▶ TASK DIRECTIONS:
Pull out every line in the data that has the string "they" in it.

▶ INFORMATION GIVEN:
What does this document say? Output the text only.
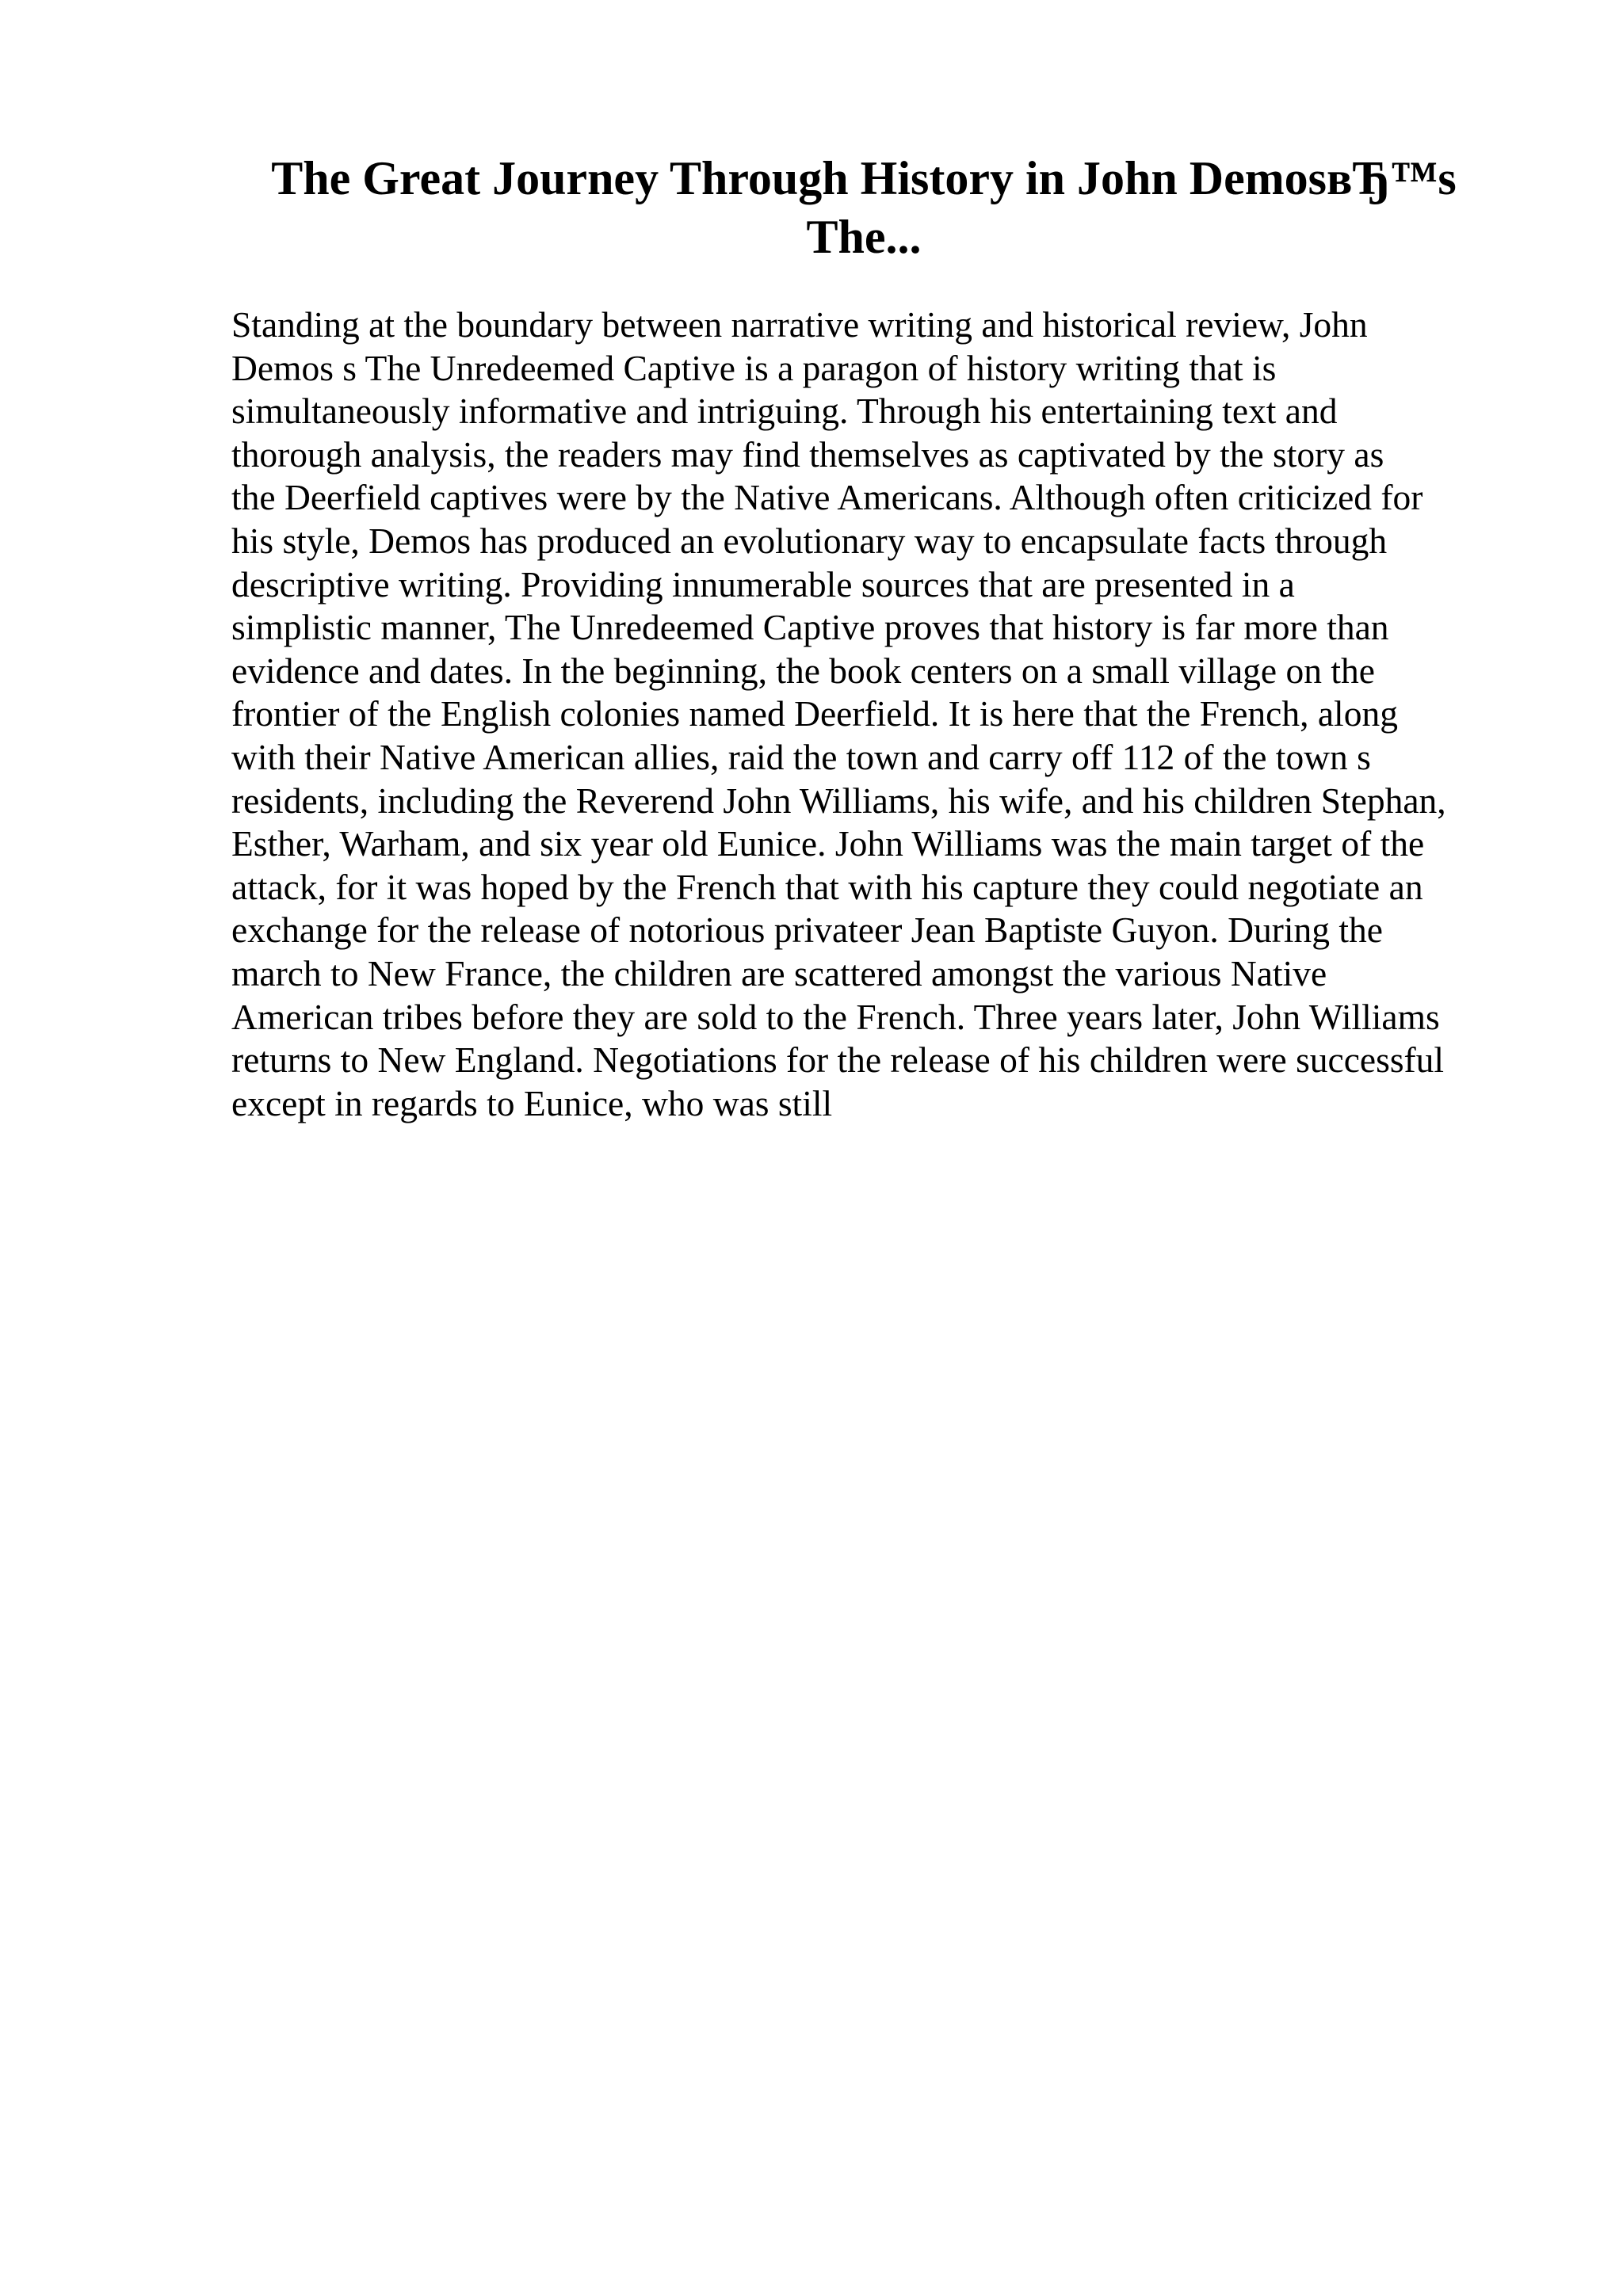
The Great Journey Through History in John DemosвЂ™s
The...
Standing at the boundary between narrative writing and historical review, John
Demos s The Unredeemed Captive is a paragon of history writing that is
simultaneously informative and intriguing. Through his entertaining text and
thorough analysis, the readers may find themselves as captivated by the story as
the Deerfield captives were by the Native Americans. Although often criticized for
his style, Demos has produced an evolutionary way to encapsulate facts through
descriptive writing. Providing innumerable sources that are presented in a
simplistic manner, The Unredeemed Captive proves that history is far more than
evidence and dates. In the beginning, the book centers on a small village on the
frontier of the English colonies named Deerfield. It is here that the French, along
with their Native American allies, raid the town and carry off 112 of the town s
residents, including the Reverend John Williams, his wife, and his children Stephan,
Esther, Warham, and six year old Eunice. John Williams was the main target of the
attack, for it was hoped by the French that with his capture they could negotiate an
exchange for the release of notorious privateer Jean Baptiste Guyon. During the
march to New France, the children are scattered amongst the various Native
American tribes before they are sold to the French. Three years later, John Williams
returns to New England. Negotiations for the release of his children were successful
except in regards to Eunice, who was still
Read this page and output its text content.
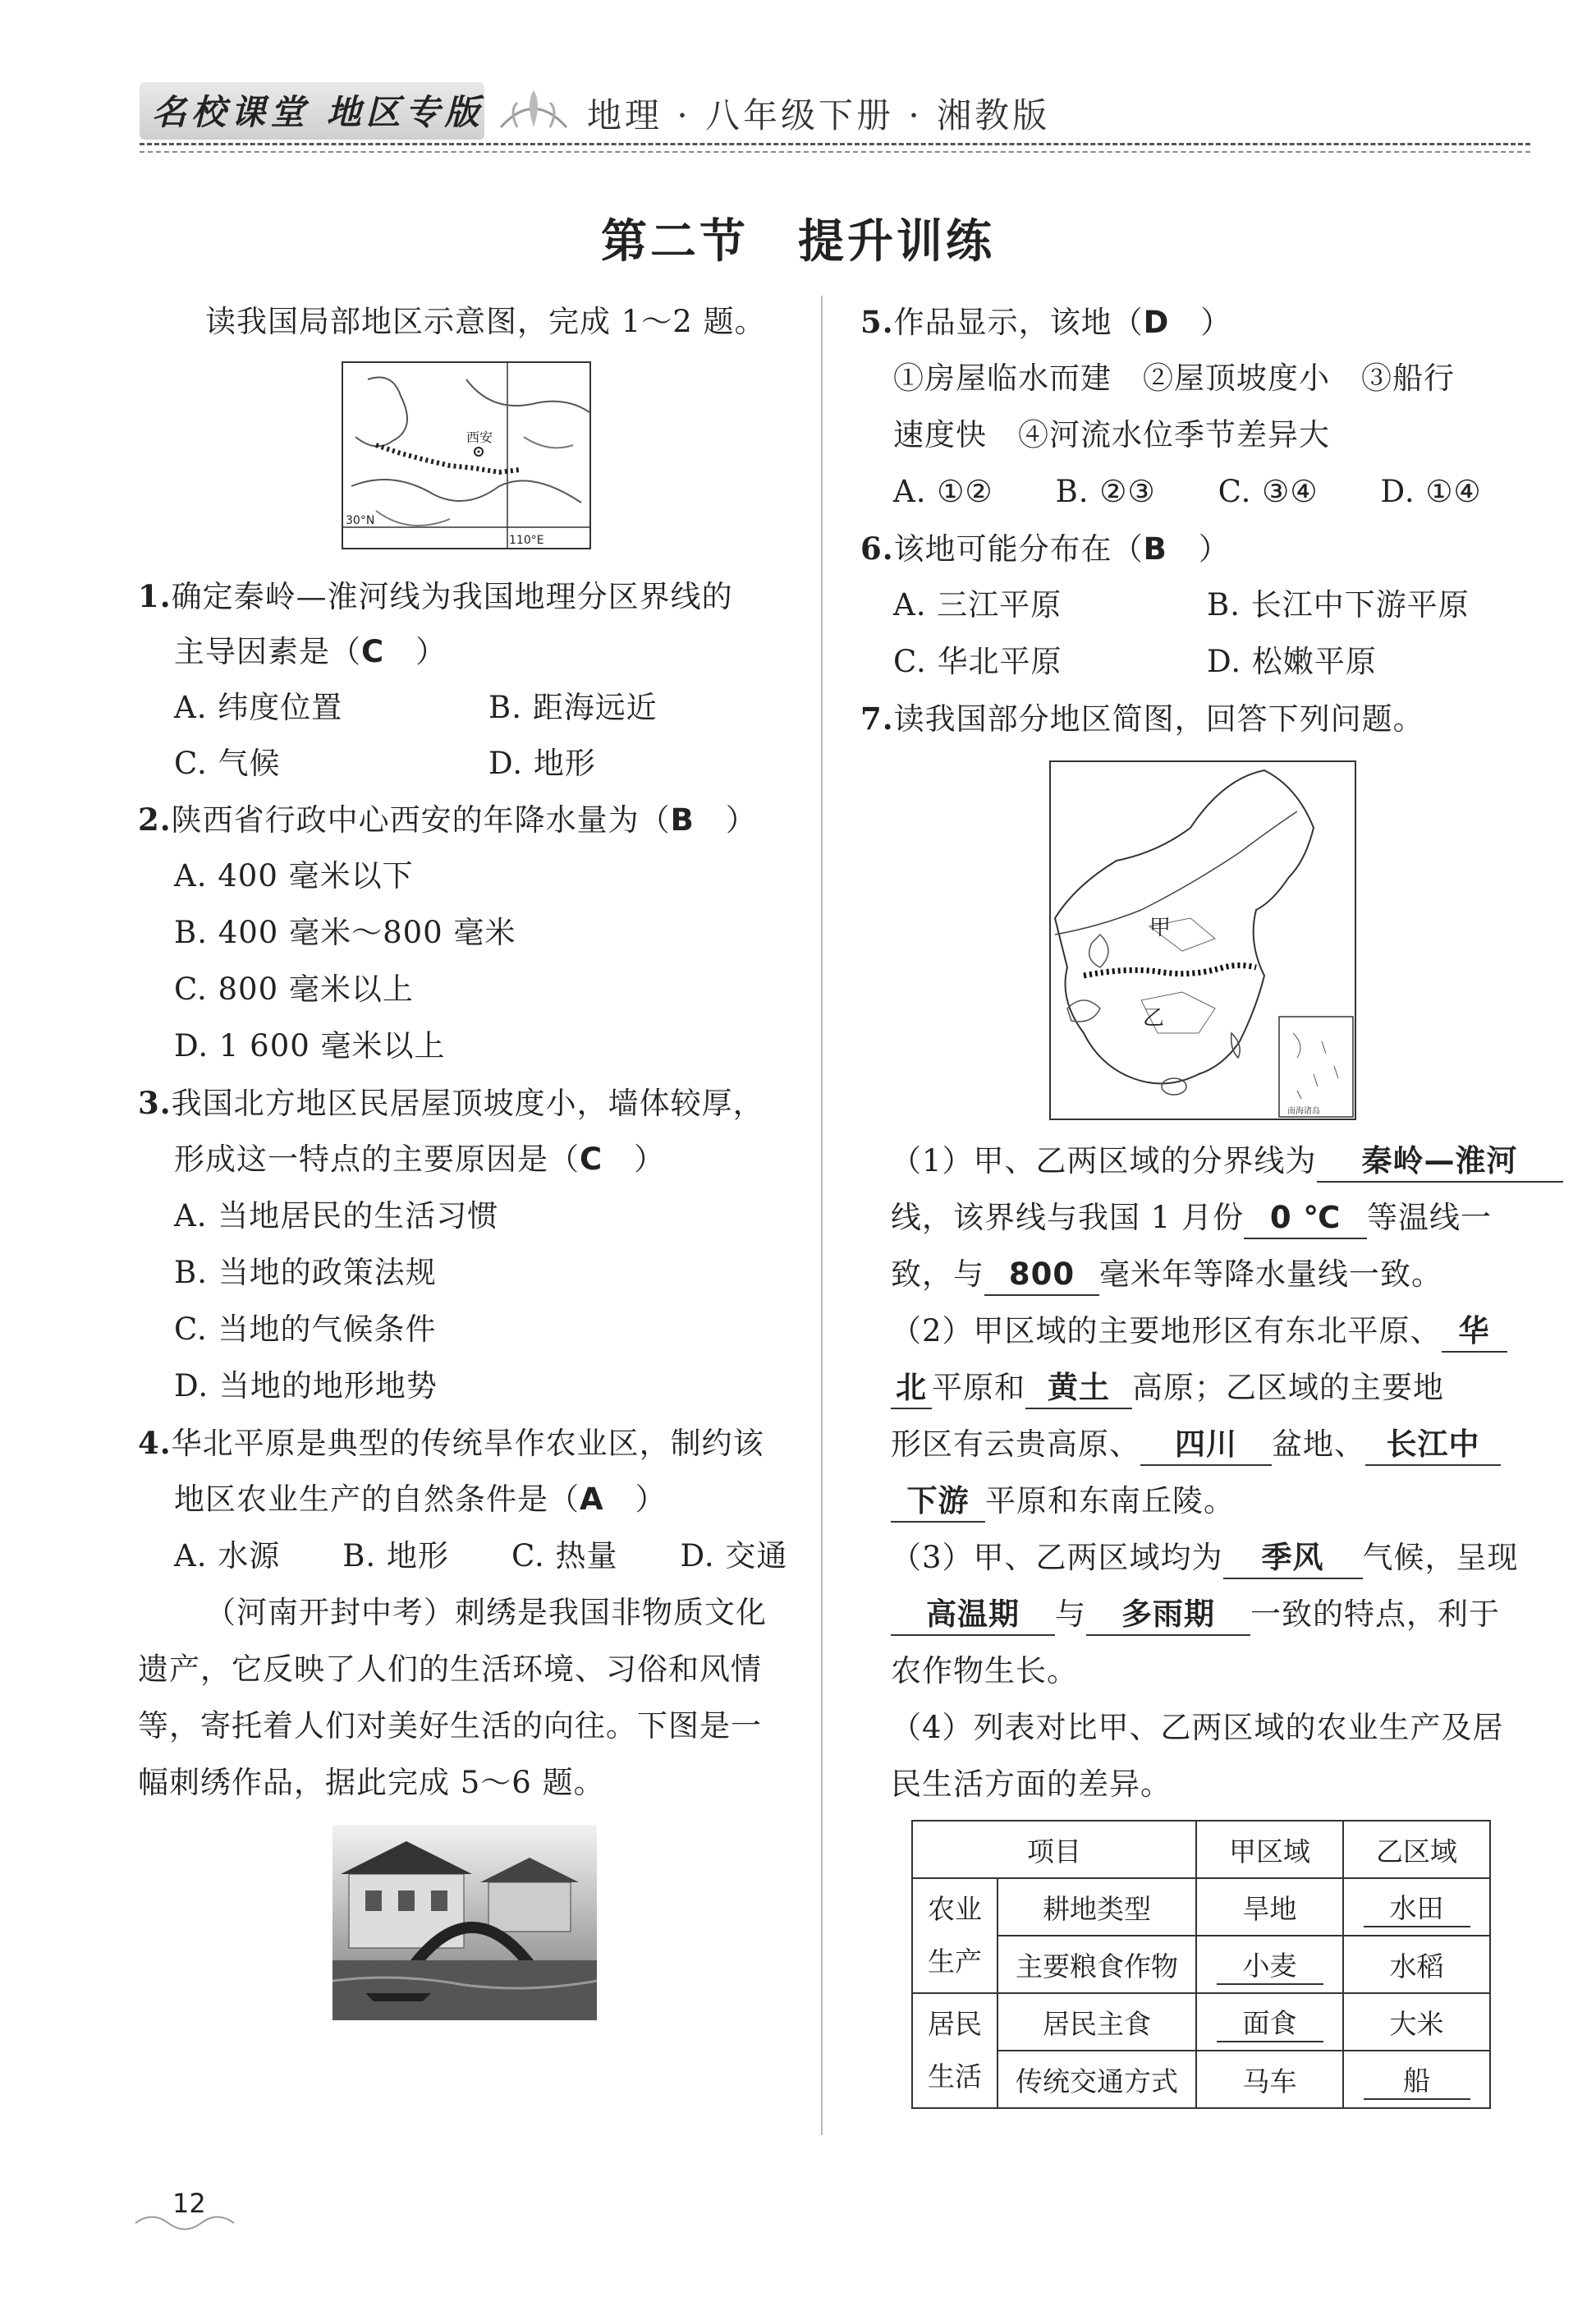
名校课堂 地区专版	地理 · 八年级下册 · 湘教版
第二节　提升训练
读我国局部地区示意图，完成 1～2 题。
西安
30°N
110°E
1.确定秦岭—淮河线为我国地理分区界线的
主导因素是（C　 ）
A. 纬度位置	B. 距海远近
C. 气候	D. 地形
2.陕西省行政中心西安的年降水量为（B　 ）
A. 400 毫米以下
B. 400 毫米～800 毫米
C. 800 毫米以上
D. 1 600 毫米以上
3.我国北方地区民居屋顶坡度小，墙体较厚，
形成这一特点的主要原因是（C　 ）
A. 当地居民的生活习惯
B. 当地的政策法规
C. 当地的气候条件
D. 当地的地形地势
4.华北平原是典型的传统旱作农业区，制约该
地区农业生产的自然条件是（A　 ）
A. 水源　　B. 地形　　C. 热量　　D. 交通
（河南开封中考）刺绣是我国非物质文化
遗产，它反映了人们的生活环境、习俗和风情
等，寄托着人们对美好生活的向往。下图是一
幅刺绣作品，据此完成 5～6 题。
5.作品显示，该地（D　 ）
①房屋临水而建　②屋顶坡度小　③船行
速度快　④河流水位季节差异大
A. ①②　　B. ②③　　C. ③④　　D. ①④
6.该地可能分布在（B　 ）
A. 三江平原	B. 长江中下游平原
C. 华北平原	D. 松嫩平原
7.读我国部分地区简图，回答下列问题。
甲
乙
南海诸岛
（1）甲、乙两区域的分界线为 秦岭—淮河
线，该界线与我国 1 月份 0 ℃ 等温线一
致，与 800 毫米年等降水量线一致。
（2）甲区域的主要地形区有东北平原、 华
北 平原和 黄土 高原；乙区域的主要地
形区有云贵高原、 四川 盆地、 长江中
下游 平原和东南丘陵。
（3）甲、乙两区域均为 季风 气候，呈现
高温期 与 多雨期 一致的特点，利于
农作物生长。
（4）列表对比甲、乙两区域的农业生产及居
民生活方面的差异。
项目		甲区域	乙区域
农业
生产	耕地类型	旱地	水田
	主要粮食作物	小麦	水稻
居民
生活	居民主食	面食	大米
	传统交通方式	马车	船
12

▶ WRITTEN ANSWER:
attack, for it was hoped by the French that with his capture they could negotiate an
American tribes before they are sold to the French. Three years later, John Williams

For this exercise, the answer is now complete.